[Data records]
===============
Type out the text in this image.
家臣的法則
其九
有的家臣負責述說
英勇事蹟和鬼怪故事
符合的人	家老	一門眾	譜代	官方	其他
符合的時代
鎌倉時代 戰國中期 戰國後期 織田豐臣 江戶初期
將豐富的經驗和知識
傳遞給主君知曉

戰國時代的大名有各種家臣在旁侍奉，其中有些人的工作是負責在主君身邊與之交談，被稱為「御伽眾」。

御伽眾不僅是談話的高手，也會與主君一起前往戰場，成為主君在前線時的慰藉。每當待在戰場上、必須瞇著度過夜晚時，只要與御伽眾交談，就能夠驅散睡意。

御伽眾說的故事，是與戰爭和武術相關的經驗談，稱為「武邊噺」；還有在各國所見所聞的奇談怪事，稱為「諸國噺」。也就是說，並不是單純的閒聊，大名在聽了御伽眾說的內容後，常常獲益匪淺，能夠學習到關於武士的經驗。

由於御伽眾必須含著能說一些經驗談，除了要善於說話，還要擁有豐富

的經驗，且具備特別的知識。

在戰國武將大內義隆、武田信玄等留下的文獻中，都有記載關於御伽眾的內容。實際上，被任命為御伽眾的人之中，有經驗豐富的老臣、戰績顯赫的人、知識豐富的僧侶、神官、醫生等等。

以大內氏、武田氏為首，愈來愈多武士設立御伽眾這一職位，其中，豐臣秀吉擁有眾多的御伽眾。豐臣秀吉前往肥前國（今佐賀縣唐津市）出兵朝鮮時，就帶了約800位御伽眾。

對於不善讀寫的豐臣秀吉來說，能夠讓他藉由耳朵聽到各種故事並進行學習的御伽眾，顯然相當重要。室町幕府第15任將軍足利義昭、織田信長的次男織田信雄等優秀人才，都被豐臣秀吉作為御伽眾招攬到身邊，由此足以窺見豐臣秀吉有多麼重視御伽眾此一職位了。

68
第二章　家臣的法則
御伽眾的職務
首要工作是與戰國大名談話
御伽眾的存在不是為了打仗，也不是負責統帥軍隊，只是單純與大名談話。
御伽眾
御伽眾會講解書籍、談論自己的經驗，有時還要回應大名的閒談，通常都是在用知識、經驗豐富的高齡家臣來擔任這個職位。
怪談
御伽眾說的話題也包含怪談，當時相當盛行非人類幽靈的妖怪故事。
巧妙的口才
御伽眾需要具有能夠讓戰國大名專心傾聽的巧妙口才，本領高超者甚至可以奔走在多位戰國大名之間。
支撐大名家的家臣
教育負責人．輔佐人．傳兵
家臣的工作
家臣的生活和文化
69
===============
OBJECTIVE
All of the entries must be written out exactly as they stand.

OUTPUT OF THE TASK
Type out the text in this image.
家臣的法則
其九
有的家臣負責述說
英勇事蹟和鬼怪故事
符合的人	家老	一門眾	譜代	官方	其他
符合的時代
鎌倉時代 戰國中期 戰國後期 織田豐臣 江戶初期
將豐富的經驗和知識
傳遞給主君知曉

戰國時代的大名有各種家臣在旁侍奉，其中有些人的工作是負責在主君身邊與之交談，被稱為「御伽眾」。

御伽眾不僅是談話的高手，也會與主君一起前往戰場，成為主君在前線時的慰藉。每當待在戰場上、必須瞇著度過夜晚時，只要與御伽眾交談，就能夠驅散睡意。

御伽眾說的故事，是與戰爭和武術相關的經驗談，稱為「武邊噺」；還有在各國所見所聞的奇談怪事，稱為「諸國噺」。也就是說，並不是單純的閒聊，大名在聽了御伽眾說的內容後，常常獲益匪淺，能夠學習到關於武士的經驗。

由於御伽眾必須含著能說一些經驗談，除了要善於說話，還要擁有豐富

的經驗，且具備特別的知識。

在戰國武將大內義隆、武田信玄等留下的文獻中，都有記載關於御伽眾的內容。實際上，被任命為御伽眾的人之中，有經驗豐富的老臣、戰績顯赫的人、知識豐富的僧侶、神官、醫生等等。

以大內氏、武田氏為首，愈來愈多武士設立御伽眾這一職位，其中，豐臣秀吉擁有眾多的御伽眾。豐臣秀吉前往肥前國（今佐賀縣唐津市）出兵朝鮮時，就帶了約800位御伽眾。

對於不善讀寫的豐臣秀吉來說，能夠讓他藉由耳朵聽到各種故事並進行學習的御伽眾，顯然相當重要。室町幕府第15任將軍足利義昭、織田信長的次男織田信雄等優秀人才，都被豐臣秀吉作為御伽眾招攬到身邊，由此足以窺見豐臣秀吉有多麼重視御伽眾此一職位了。

68
第二章　家臣的法則
御伽眾的職務
首要工作是與戰國大名談話
御伽眾的存在不是為了打仗，也不是負責統帥軍隊，只是單純與大名談話。
御伽眾
御伽眾會講解書籍、談論自己的經驗，有時還要回應大名的閒談，通常都是在用知識、經驗豐富的高齡家臣來擔任這個職位。
怪談
御伽眾說的話題也包含怪談，當時相當盛行非人類幽靈的妖怪故事。
巧妙的口才
御伽眾需要具有能夠讓戰國大名專心傾聽的巧妙口才，本領高超者甚至可以奔走在多位戰國大名之間。
支撐大名家的家臣
教育負責人．輔佐人．傳兵
家臣的工作
家臣的生活和文化
69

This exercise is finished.